Scan the material for the word "name", and copy each line where it shows up.

--- START ---

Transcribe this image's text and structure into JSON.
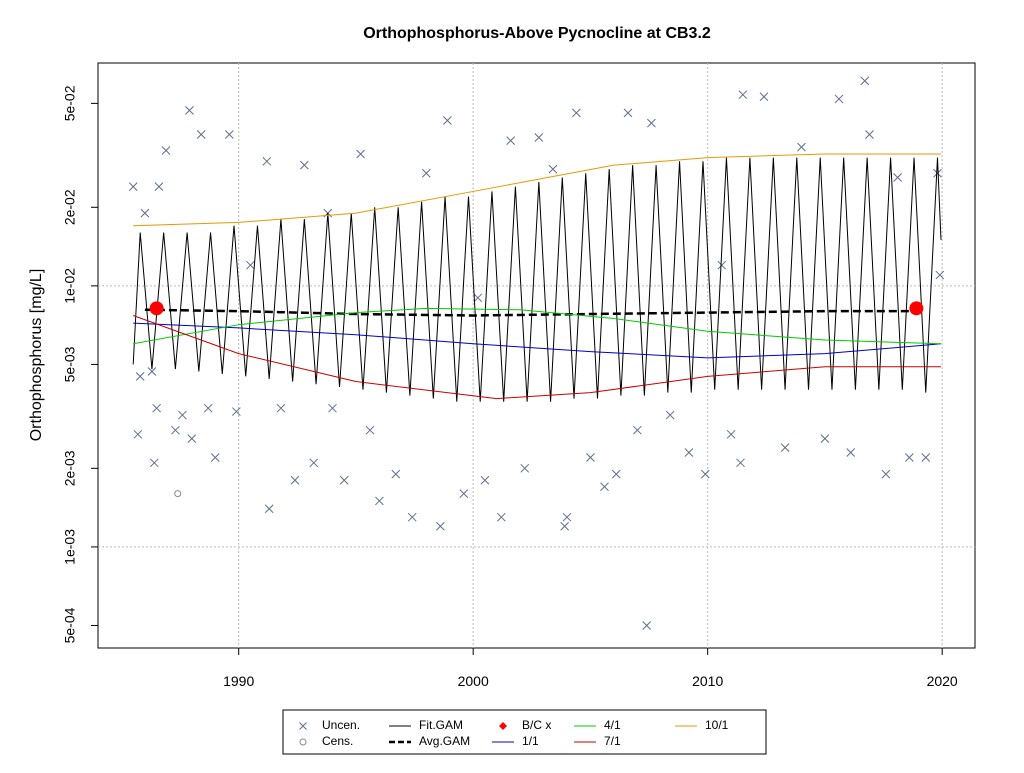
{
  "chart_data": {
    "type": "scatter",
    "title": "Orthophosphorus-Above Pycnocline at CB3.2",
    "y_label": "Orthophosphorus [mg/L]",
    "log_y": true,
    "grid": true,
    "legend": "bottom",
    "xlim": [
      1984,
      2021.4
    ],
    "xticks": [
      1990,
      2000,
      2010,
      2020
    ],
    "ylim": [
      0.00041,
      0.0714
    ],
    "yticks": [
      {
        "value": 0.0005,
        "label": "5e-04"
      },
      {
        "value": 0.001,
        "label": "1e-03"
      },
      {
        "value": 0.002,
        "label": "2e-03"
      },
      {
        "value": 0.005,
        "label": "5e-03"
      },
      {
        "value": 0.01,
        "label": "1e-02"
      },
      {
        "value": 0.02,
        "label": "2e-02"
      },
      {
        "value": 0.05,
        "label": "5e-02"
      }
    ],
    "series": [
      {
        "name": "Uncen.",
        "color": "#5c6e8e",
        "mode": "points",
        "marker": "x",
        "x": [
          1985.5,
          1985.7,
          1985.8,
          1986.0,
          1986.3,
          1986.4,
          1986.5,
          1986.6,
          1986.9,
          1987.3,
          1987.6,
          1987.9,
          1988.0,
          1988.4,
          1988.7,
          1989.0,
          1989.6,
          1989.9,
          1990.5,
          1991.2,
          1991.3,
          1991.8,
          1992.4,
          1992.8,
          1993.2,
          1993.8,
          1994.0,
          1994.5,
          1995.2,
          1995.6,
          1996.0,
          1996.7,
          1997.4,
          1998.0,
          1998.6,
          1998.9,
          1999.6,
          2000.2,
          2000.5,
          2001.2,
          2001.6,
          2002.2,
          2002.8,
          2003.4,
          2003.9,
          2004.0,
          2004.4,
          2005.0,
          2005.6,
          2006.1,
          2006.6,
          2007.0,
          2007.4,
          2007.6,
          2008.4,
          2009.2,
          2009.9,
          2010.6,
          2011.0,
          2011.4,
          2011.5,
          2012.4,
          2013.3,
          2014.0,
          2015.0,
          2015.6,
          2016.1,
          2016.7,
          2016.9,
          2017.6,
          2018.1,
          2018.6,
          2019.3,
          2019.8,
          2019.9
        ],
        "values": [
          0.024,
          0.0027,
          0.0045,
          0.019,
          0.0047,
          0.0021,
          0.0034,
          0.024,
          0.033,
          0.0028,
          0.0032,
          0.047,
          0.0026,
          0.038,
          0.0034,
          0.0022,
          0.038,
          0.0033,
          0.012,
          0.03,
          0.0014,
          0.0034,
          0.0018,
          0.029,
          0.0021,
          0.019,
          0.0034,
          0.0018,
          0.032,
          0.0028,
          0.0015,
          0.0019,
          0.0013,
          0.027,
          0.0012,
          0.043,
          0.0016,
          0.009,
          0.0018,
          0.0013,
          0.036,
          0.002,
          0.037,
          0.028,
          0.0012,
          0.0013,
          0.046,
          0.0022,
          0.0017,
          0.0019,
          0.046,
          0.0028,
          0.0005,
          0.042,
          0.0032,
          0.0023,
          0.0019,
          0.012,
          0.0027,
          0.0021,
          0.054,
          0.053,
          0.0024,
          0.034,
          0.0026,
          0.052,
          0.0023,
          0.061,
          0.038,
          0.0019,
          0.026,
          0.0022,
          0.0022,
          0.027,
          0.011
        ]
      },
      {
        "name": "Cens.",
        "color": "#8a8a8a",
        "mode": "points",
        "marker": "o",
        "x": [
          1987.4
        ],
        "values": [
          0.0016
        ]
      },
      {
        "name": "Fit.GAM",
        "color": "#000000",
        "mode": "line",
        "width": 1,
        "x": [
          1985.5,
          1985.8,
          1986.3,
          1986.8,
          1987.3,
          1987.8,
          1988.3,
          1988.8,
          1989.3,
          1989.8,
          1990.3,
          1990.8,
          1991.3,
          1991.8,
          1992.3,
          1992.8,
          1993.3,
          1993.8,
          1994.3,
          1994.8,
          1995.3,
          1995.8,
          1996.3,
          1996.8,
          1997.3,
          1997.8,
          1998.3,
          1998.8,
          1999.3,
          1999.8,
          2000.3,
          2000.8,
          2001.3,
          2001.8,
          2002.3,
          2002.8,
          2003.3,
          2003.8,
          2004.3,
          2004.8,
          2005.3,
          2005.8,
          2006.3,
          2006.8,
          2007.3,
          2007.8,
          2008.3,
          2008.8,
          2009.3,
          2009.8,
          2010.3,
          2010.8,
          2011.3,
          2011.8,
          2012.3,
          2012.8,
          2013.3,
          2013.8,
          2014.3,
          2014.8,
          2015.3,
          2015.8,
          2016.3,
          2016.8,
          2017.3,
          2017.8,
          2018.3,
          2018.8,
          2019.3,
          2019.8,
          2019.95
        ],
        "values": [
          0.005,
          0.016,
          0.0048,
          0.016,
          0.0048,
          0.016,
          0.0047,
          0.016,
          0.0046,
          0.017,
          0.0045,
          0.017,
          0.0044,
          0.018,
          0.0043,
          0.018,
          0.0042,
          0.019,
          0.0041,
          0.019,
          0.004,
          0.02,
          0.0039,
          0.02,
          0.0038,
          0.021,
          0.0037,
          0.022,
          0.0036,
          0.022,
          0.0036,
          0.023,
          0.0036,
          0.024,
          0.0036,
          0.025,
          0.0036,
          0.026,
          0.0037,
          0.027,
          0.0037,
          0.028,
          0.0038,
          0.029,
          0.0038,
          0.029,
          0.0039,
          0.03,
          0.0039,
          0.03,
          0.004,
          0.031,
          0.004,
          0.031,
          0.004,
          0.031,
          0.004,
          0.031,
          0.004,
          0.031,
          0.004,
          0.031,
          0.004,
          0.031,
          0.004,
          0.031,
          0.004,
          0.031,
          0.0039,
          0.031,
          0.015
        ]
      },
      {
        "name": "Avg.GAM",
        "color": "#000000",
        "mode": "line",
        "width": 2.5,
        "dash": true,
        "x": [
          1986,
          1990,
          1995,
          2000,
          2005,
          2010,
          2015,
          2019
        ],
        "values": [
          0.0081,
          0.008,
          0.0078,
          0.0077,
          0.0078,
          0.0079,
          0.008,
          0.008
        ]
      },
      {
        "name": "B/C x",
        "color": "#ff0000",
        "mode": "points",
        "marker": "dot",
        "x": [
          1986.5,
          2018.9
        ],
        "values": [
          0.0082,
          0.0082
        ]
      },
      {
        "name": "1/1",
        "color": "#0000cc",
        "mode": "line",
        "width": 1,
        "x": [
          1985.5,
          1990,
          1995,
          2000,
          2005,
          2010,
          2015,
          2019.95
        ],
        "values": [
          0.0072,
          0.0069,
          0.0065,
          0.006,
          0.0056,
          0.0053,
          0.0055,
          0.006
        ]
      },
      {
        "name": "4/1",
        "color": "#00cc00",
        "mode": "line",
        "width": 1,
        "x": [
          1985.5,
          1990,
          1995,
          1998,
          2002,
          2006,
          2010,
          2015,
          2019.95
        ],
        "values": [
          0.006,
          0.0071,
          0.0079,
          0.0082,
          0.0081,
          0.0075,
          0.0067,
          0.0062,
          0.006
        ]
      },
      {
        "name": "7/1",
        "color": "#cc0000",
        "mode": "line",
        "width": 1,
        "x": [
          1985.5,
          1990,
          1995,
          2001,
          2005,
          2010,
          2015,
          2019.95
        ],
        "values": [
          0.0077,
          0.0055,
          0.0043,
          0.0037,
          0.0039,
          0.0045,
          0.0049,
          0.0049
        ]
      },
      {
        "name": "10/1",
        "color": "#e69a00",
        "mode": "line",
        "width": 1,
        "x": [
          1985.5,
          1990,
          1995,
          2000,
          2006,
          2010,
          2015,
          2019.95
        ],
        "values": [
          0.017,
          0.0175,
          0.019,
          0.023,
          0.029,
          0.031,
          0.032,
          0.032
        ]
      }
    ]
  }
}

--- END ---

## Problem solution
        "name": "Uncen.",
        "name": "Cens.",
        "name": "Fit.GAM",
        "name": "Avg.GAM",
        "name": "B/C x",
        "name": "1/1",
        "name": "4/1",
        "name": "7/1",
        "name": "10/1",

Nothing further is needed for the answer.